• **Directions for this task**
In the material below, the lines containing the word "JSON" are required; copy each of them.

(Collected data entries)
>>>

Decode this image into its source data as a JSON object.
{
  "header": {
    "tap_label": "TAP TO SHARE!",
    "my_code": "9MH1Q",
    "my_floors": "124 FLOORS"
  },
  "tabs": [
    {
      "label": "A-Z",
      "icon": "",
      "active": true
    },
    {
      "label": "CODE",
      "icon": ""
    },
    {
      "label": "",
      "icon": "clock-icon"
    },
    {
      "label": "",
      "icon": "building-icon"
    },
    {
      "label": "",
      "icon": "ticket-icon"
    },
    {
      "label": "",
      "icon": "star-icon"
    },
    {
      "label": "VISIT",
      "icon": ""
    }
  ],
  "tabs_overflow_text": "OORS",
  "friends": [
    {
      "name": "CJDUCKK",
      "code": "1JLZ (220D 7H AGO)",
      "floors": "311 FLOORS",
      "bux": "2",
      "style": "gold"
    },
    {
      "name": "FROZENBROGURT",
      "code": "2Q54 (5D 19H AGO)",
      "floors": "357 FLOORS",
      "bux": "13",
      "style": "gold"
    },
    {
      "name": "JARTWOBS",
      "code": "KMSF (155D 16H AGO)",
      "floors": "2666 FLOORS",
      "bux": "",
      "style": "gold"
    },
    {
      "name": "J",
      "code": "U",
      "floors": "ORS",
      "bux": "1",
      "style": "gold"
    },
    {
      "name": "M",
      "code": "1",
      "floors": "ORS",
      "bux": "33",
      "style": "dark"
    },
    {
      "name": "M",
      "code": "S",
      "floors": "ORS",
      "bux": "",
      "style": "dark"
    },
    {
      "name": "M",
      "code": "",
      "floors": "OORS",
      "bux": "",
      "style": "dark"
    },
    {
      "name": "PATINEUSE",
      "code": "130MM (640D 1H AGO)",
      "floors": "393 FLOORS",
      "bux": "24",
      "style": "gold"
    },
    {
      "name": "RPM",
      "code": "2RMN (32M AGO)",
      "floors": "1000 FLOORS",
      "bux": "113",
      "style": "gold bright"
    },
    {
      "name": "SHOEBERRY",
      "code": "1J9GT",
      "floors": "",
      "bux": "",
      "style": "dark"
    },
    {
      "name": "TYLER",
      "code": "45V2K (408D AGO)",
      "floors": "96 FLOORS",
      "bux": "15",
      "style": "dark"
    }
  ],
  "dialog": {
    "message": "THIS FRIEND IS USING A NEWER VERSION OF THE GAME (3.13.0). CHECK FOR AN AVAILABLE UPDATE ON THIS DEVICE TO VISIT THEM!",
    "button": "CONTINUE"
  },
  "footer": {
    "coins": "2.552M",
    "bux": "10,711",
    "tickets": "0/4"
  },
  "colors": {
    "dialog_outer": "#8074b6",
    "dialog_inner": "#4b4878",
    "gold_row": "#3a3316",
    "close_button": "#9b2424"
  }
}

<<<
>>>

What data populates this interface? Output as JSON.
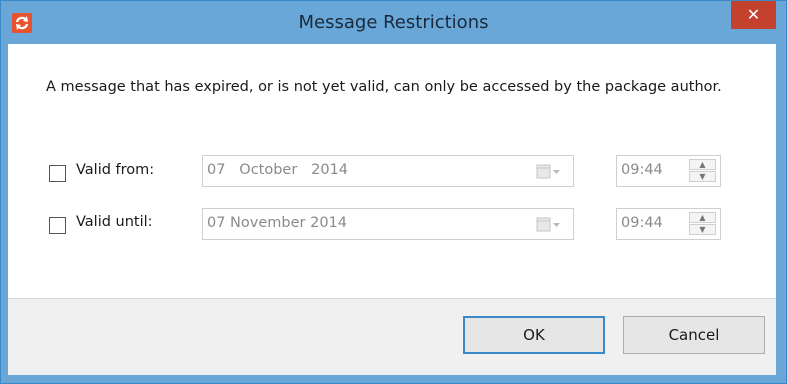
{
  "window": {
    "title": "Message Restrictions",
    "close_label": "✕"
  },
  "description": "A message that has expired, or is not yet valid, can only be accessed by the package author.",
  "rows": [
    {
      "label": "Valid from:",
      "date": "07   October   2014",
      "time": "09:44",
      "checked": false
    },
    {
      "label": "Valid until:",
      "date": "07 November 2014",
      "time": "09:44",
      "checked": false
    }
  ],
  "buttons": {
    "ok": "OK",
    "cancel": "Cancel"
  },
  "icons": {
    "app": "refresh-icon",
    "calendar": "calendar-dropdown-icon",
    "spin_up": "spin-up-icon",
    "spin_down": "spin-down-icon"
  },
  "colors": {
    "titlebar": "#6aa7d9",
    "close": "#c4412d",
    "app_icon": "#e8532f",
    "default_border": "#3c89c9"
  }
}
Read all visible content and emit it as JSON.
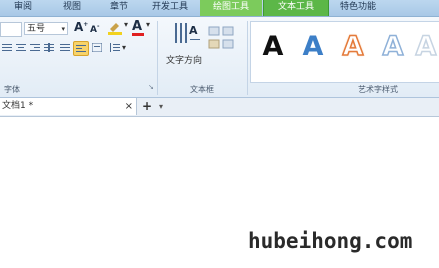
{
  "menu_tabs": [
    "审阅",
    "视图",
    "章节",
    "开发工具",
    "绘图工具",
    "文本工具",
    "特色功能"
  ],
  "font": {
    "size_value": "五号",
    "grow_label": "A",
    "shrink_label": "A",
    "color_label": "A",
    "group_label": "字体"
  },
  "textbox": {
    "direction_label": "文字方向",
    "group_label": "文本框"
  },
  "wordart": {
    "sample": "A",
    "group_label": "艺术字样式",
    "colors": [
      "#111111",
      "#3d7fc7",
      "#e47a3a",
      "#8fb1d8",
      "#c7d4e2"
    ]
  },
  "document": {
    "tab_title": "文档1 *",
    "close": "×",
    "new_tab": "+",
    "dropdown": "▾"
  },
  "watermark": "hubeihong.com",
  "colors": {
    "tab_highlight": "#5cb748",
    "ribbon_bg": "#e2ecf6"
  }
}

<<<

• **Answer to this problem**
Decode this image into its source data as a JSON object.
What data populates this interface? Output as JSON.
Read all visible content and emit it as JSON.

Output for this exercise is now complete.